*Goal*
Provide an exact transcription of all the records.

#### Materials provided ####

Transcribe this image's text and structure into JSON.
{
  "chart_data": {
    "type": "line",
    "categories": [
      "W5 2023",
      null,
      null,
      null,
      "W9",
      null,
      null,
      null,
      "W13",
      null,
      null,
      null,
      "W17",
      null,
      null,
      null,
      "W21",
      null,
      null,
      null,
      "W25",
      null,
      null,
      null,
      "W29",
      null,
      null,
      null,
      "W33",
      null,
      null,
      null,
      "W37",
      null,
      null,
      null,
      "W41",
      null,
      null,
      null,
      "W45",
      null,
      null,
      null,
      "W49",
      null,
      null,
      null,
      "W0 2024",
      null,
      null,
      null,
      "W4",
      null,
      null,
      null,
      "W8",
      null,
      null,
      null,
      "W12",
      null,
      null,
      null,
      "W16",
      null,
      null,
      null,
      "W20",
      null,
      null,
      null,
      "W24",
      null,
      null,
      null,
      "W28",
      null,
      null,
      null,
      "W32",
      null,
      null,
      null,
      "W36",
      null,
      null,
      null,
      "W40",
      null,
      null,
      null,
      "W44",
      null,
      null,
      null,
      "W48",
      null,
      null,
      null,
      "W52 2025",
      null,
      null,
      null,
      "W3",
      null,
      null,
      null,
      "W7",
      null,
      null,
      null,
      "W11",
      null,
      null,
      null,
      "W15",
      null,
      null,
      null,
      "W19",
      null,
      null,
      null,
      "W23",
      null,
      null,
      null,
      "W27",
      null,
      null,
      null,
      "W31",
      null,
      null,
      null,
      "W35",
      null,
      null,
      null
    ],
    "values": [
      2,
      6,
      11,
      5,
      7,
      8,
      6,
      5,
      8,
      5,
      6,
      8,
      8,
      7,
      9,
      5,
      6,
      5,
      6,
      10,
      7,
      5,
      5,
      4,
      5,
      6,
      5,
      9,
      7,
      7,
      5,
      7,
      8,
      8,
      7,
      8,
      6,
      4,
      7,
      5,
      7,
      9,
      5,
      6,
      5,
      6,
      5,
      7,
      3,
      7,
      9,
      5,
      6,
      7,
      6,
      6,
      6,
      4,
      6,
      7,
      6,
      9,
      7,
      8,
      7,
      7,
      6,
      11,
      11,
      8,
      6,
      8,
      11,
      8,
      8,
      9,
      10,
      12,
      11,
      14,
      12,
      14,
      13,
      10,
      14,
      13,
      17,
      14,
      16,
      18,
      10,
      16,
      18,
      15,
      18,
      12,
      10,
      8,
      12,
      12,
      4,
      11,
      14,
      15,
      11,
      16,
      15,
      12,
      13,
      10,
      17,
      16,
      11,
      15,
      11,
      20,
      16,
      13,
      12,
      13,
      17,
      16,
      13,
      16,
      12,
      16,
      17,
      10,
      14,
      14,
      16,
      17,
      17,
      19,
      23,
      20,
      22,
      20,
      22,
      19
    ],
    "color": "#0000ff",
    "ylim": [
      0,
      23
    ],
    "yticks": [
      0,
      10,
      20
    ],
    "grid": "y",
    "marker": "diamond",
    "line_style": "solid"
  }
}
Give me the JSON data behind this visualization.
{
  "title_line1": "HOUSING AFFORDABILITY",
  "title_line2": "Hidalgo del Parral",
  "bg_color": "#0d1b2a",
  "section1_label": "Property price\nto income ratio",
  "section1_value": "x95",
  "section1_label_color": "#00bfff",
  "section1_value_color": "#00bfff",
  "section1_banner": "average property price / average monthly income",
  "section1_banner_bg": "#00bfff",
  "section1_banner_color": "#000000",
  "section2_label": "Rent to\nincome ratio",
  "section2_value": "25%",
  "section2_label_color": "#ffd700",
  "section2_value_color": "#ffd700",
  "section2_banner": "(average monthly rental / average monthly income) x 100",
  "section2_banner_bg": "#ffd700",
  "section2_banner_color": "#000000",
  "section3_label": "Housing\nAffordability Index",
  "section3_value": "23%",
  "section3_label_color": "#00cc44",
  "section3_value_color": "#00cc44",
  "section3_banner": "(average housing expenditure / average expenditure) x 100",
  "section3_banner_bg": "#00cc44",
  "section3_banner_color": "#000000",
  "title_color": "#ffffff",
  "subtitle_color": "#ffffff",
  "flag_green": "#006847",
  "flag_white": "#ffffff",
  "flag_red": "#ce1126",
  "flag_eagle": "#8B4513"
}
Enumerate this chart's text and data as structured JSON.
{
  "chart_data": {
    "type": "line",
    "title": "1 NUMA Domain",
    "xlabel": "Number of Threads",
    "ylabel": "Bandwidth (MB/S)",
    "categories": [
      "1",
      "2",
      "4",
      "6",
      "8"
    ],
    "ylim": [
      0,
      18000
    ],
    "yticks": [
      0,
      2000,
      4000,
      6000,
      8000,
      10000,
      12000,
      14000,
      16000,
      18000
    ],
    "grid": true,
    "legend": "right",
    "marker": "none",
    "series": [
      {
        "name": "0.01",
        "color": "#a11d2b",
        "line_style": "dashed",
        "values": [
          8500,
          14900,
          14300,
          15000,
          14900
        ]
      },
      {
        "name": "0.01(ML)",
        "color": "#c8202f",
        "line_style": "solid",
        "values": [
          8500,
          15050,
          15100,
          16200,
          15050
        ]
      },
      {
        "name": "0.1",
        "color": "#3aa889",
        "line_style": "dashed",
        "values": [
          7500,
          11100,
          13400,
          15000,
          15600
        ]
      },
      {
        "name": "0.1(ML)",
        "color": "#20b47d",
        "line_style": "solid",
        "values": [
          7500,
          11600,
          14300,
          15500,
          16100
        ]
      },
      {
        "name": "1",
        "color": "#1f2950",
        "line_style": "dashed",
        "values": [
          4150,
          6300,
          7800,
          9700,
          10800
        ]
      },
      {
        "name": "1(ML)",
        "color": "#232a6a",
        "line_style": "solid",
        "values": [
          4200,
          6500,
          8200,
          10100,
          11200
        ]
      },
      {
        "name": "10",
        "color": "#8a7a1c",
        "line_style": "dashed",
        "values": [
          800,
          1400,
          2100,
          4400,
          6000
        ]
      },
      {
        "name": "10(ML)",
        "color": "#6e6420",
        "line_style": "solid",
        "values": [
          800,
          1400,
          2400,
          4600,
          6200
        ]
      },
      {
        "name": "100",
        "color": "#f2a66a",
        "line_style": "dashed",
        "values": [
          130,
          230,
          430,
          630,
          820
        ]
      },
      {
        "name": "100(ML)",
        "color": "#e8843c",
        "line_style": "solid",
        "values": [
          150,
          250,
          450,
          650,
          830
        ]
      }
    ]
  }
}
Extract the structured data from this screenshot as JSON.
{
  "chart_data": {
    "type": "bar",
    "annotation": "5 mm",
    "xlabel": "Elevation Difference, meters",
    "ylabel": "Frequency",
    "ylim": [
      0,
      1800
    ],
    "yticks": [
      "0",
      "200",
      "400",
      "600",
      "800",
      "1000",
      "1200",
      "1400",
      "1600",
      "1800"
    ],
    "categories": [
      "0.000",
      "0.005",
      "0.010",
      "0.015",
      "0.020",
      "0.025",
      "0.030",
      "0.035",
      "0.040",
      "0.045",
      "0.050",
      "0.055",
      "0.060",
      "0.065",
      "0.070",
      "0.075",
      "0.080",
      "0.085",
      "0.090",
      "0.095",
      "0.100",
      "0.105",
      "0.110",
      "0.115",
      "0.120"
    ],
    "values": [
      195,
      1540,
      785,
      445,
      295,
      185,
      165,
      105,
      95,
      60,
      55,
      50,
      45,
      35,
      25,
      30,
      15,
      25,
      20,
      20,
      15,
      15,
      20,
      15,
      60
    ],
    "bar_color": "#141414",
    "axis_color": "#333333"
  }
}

####

*Finished exercise*
Transcribe this image's text and structure into JSON.
{
  "chart_data": {
    "type": "line",
    "categories": [
      "W5 2023",
      null,
      null,
      null,
      "W9",
      null,
      null,
      null,
      "W13",
      null,
      null,
      null,
      "W17",
      null,
      null,
      null,
      "W21",
      null,
      null,
      null,
      "W25",
      null,
      null,
      null,
      "W29",
      null,
      null,
      null,
      "W33",
      null,
      null,
      null,
      "W37",
      null,
      null,
      null,
      "W41",
      null,
      null,
      null,
      "W45",
      null,
      null,
      null,
      "W49",
      null,
      null,
      null,
      "W0 2024",
      null,
      null,
      null,
      "W4",
      null,
      null,
      null,
      "W8",
      null,
      null,
      null,
      "W12",
      null,
      null,
      null,
      "W16",
      null,
      null,
      null,
      "W20",
      null,
      null,
      null,
      "W24",
      null,
      null,
      null,
      "W28",
      null,
      null,
      null,
      "W32",
      null,
      null,
      null,
      "W36",
      null,
      null,
      null,
      "W40",
      null,
      null,
      null,
      "W44",
      null,
      null,
      null,
      "W48",
      null,
      null,
      null,
      "W52 2025",
      null,
      null,
      null,
      "W3",
      null,
      null,
      null,
      "W7",
      null,
      null,
      null,
      "W11",
      null,
      null,
      null,
      "W15",
      null,
      null,
      null,
      "W19",
      null,
      null,
      null,
      "W23",
      null,
      null,
      null,
      "W27",
      null,
      null,
      null,
      "W31",
      null,
      null,
      null,
      "W35",
      null,
      null,
      null
    ],
    "values": [
      2,
      6,
      11,
      5,
      7,
      8,
      6,
      5,
      8,
      5,
      6,
      8,
      8,
      7,
      9,
      5,
      6,
      5,
      6,
      10,
      7,
      5,
      5,
      4,
      5,
      6,
      5,
      9,
      7,
      7,
      5,
      7,
      8,
      8,
      7,
      8,
      6,
      4,
      7,
      5,
      7,
      9,
      5,
      6,
      5,
      6,
      5,
      7,
      3,
      7,
      9,
      5,
      6,
      7,
      6,
      6,
      6,
      4,
      6,
      7,
      6,
      9,
      7,
      8,
      7,
      7,
      6,
      11,
      11,
      8,
      6,
      8,
      11,
      8,
      8,
      9,
      10,
      12,
      11,
      14,
      12,
      14,
      13,
      10,
      14,
      13,
      17,
      14,
      16,
      18,
      10,
      16,
      18,
      15,
      18,
      12,
      10,
      8,
      12,
      12,
      4,
      11,
      14,
      15,
      11,
      16,
      15,
      12,
      13,
      10,
      17,
      16,
      11,
      15,
      11,
      20,
      16,
      13,
      12,
      13,
      17,
      16,
      13,
      16,
      12,
      16,
      17,
      10,
      14,
      14,
      16,
      17,
      17,
      19,
      23,
      20,
      22,
      20,
      22,
      19
    ],
    "color": "#0000ff",
    "ylim": [
      0,
      23
    ],
    "yticks": [
      0,
      10,
      20
    ],
    "grid": "y",
    "marker": "diamond",
    "line_style": "solid"
  }
}
Give me the JSON data behind this visualization.
{
  "title_line1": "HOUSING AFFORDABILITY",
  "title_line2": "Hidalgo del Parral",
  "bg_color": "#0d1b2a",
  "section1_label": "Property price\nto income ratio",
  "section1_value": "x95",
  "section1_label_color": "#00bfff",
  "section1_value_color": "#00bfff",
  "section1_banner": "average property price / average monthly income",
  "section1_banner_bg": "#00bfff",
  "section1_banner_color": "#000000",
  "section2_label": "Rent to\nincome ratio",
  "section2_value": "25%",
  "section2_label_color": "#ffd700",
  "section2_value_color": "#ffd700",
  "section2_banner": "(average monthly rental / average monthly income) x 100",
  "section2_banner_bg": "#ffd700",
  "section2_banner_color": "#000000",
  "section3_label": "Housing\nAffordability Index",
  "section3_value": "23%",
  "section3_label_color": "#00cc44",
  "section3_value_color": "#00cc44",
  "section3_banner": "(average housing expenditure / average expenditure) x 100",
  "section3_banner_bg": "#00cc44",
  "section3_banner_color": "#000000",
  "title_color": "#ffffff",
  "subtitle_color": "#ffffff",
  "flag_green": "#006847",
  "flag_white": "#ffffff",
  "flag_red": "#ce1126",
  "flag_eagle": "#8B4513"
}
Enumerate this chart's text and data as structured JSON.
{
  "chart_data": {
    "type": "line",
    "title": "1 NUMA Domain",
    "xlabel": "Number of Threads",
    "ylabel": "Bandwidth (MB/S)",
    "categories": [
      "1",
      "2",
      "4",
      "6",
      "8"
    ],
    "ylim": [
      0,
      18000
    ],
    "yticks": [
      0,
      2000,
      4000,
      6000,
      8000,
      10000,
      12000,
      14000,
      16000,
      18000
    ],
    "grid": true,
    "legend": "right",
    "marker": "none",
    "series": [
      {
        "name": "0.01",
        "color": "#a11d2b",
        "line_style": "dashed",
        "values": [
          8500,
          14900,
          14300,
          15000,
          14900
        ]
      },
      {
        "name": "0.01(ML)",
        "color": "#c8202f",
        "line_style": "solid",
        "values": [
          8500,
          15050,
          15100,
          16200,
          15050
        ]
      },
      {
        "name": "0.1",
        "color": "#3aa889",
        "line_style": "dashed",
        "values": [
          7500,
          11100,
          13400,
          15000,
          15600
        ]
      },
      {
        "name": "0.1(ML)",
        "color": "#20b47d",
        "line_style": "solid",
        "values": [
          7500,
          11600,
          14300,
          15500,
          16100
        ]
      },
      {
        "name": "1",
        "color": "#1f2950",
        "line_style": "dashed",
        "values": [
          4150,
          6300,
          7800,
          9700,
          10800
        ]
      },
      {
        "name": "1(ML)",
        "color": "#232a6a",
        "line_style": "solid",
        "values": [
          4200,
          6500,
          8200,
          10100,
          11200
        ]
      },
      {
        "name": "10",
        "color": "#8a7a1c",
        "line_style": "dashed",
        "values": [
          800,
          1400,
          2100,
          4400,
          6000
        ]
      },
      {
        "name": "10(ML)",
        "color": "#6e6420",
        "line_style": "solid",
        "values": [
          800,
          1400,
          2400,
          4600,
          6200
        ]
      },
      {
        "name": "100",
        "color": "#f2a66a",
        "line_style": "dashed",
        "values": [
          130,
          230,
          430,
          630,
          820
        ]
      },
      {
        "name": "100(ML)",
        "color": "#e8843c",
        "line_style": "solid",
        "values": [
          150,
          250,
          450,
          650,
          830
        ]
      }
    ]
  }
}
Extract the structured data from this screenshot as JSON.
{
  "chart_data": {
    "type": "bar",
    "annotation": "5 mm",
    "xlabel": "Elevation Difference, meters",
    "ylabel": "Frequency",
    "ylim": [
      0,
      1800
    ],
    "yticks": [
      "0",
      "200",
      "400",
      "600",
      "800",
      "1000",
      "1200",
      "1400",
      "1600",
      "1800"
    ],
    "categories": [
      "0.000",
      "0.005",
      "0.010",
      "0.015",
      "0.020",
      "0.025",
      "0.030",
      "0.035",
      "0.040",
      "0.045",
      "0.050",
      "0.055",
      "0.060",
      "0.065",
      "0.070",
      "0.075",
      "0.080",
      "0.085",
      "0.090",
      "0.095",
      "0.100",
      "0.105",
      "0.110",
      "0.115",
      "0.120"
    ],
    "values": [
      195,
      1540,
      785,
      445,
      295,
      185,
      165,
      105,
      95,
      60,
      55,
      50,
      45,
      35,
      25,
      30,
      15,
      25,
      20,
      20,
      15,
      15,
      20,
      15,
      60
    ],
    "bar_color": "#141414",
    "axis_color": "#333333"
  }
}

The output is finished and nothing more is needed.